▸ **Source material**

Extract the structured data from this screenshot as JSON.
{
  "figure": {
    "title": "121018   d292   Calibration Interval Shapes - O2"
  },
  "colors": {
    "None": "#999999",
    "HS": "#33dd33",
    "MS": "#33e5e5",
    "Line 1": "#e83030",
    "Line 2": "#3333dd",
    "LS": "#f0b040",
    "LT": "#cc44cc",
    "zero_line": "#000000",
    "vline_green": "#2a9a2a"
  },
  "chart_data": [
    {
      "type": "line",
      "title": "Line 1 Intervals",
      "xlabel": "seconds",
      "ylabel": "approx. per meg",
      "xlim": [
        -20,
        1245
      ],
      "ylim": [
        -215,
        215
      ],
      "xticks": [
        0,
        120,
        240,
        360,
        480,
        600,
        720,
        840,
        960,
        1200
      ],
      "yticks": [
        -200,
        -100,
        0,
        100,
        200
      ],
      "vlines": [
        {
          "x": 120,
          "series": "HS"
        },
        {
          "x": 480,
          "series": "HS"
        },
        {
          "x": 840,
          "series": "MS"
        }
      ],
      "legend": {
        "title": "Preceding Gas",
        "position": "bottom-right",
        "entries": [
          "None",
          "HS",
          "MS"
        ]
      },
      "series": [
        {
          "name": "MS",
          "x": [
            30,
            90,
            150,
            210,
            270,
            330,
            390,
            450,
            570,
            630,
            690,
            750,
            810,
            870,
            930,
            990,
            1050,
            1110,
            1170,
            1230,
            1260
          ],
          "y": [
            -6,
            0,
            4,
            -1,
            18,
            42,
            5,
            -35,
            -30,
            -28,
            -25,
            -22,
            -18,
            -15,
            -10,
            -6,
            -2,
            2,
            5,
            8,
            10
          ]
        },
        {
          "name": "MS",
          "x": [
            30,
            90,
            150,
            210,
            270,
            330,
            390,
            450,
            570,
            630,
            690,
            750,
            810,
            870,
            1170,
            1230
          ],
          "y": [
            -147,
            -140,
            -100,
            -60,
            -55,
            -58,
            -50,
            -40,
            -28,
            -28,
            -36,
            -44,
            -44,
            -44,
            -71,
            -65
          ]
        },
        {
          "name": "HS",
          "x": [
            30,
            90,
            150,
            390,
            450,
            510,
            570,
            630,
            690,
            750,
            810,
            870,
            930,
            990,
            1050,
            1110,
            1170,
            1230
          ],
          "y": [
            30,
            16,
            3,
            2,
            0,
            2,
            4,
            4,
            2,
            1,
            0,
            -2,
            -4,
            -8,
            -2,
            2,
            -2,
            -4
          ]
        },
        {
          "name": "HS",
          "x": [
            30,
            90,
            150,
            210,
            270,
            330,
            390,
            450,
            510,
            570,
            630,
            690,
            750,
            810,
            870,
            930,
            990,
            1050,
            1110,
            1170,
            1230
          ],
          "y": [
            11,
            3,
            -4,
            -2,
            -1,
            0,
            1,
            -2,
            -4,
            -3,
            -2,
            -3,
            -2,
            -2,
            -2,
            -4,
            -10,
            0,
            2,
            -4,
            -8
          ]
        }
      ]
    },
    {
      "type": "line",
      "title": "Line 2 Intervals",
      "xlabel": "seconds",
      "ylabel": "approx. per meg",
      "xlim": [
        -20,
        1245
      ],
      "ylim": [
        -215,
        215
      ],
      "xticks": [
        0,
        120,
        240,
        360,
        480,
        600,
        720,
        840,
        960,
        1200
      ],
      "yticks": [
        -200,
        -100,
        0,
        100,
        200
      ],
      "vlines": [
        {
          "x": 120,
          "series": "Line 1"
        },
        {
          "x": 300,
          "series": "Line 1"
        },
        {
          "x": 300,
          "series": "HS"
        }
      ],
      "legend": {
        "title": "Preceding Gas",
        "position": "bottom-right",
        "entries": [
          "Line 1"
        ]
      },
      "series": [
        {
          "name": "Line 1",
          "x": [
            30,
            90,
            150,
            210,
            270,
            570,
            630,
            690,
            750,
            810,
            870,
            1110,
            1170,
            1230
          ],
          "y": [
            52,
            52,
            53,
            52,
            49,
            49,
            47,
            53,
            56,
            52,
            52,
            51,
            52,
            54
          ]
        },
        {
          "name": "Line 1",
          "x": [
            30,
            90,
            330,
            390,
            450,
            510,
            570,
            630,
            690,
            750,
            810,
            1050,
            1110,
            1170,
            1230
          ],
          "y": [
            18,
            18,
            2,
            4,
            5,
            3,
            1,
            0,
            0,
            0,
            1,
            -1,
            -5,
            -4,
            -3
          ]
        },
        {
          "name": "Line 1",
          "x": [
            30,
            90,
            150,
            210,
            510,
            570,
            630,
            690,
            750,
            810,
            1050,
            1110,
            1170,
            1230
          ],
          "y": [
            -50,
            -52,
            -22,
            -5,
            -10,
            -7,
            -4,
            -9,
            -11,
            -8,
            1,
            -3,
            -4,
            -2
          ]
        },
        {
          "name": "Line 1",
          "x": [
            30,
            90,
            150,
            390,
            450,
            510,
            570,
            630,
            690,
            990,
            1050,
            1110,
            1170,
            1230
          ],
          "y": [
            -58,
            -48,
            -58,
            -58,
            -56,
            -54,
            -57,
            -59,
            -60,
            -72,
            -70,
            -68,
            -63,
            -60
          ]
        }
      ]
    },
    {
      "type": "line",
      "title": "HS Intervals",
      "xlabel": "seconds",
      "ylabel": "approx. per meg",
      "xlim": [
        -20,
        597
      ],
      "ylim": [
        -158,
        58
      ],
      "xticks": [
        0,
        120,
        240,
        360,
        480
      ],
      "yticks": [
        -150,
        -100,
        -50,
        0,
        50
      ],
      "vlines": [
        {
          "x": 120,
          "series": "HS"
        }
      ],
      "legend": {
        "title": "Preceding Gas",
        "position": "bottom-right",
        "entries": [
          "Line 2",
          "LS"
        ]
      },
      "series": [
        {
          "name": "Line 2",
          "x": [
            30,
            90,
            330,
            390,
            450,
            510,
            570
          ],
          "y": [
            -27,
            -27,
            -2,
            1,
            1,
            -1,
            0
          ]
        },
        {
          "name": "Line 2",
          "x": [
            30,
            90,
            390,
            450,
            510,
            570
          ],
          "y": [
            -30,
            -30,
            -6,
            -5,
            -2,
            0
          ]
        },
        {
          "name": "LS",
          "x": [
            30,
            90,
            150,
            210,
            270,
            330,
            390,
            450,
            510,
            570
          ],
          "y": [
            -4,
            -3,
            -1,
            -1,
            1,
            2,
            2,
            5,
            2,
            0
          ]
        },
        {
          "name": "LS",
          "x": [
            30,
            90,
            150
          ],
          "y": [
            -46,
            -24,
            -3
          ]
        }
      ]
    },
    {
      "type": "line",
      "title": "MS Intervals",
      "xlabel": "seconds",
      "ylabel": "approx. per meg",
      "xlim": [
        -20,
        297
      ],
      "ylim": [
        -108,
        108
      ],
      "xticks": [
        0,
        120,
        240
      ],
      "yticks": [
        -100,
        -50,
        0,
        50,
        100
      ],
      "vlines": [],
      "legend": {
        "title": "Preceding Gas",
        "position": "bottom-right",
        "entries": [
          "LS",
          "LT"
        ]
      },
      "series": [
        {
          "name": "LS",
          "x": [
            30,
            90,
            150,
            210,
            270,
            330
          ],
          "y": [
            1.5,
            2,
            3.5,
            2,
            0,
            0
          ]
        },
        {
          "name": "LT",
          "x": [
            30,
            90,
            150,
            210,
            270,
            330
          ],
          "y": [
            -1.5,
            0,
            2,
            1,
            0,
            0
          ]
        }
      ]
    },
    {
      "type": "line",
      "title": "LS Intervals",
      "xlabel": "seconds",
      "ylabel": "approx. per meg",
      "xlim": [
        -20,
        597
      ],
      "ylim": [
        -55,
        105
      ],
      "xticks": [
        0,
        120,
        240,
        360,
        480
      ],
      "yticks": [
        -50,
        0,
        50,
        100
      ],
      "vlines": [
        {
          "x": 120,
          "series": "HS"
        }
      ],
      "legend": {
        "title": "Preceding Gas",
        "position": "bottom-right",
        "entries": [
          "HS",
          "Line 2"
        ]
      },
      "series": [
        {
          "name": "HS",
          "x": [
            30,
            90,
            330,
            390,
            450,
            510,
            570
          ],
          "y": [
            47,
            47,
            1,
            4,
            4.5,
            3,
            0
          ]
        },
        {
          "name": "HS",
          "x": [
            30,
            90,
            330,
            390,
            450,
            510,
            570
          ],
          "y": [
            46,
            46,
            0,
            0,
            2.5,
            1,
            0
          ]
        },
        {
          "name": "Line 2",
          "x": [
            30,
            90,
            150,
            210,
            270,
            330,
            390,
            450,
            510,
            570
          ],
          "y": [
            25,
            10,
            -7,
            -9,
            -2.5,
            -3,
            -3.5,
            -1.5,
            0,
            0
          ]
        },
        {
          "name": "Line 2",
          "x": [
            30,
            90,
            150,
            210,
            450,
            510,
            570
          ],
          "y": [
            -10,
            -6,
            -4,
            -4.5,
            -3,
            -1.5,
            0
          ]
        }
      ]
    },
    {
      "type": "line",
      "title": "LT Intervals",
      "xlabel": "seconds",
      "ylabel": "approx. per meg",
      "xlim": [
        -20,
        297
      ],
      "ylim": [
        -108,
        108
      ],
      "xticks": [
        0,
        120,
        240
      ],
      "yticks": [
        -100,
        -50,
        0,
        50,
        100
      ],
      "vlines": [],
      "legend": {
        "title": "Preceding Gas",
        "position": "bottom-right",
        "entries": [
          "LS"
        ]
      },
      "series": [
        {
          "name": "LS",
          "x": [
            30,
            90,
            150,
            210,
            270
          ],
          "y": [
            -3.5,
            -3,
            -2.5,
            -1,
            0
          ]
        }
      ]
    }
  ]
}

▸ **Set problem**
From the listing above, return each line with the word "Intervals".

▸ **Solution for this exercise**
      "title": "Line 1 Intervals",
      "title": "Line 2 Intervals",
      "title": "HS Intervals",
      "title": "MS Intervals",
      "title": "LS Intervals",
      "title": "LT Intervals",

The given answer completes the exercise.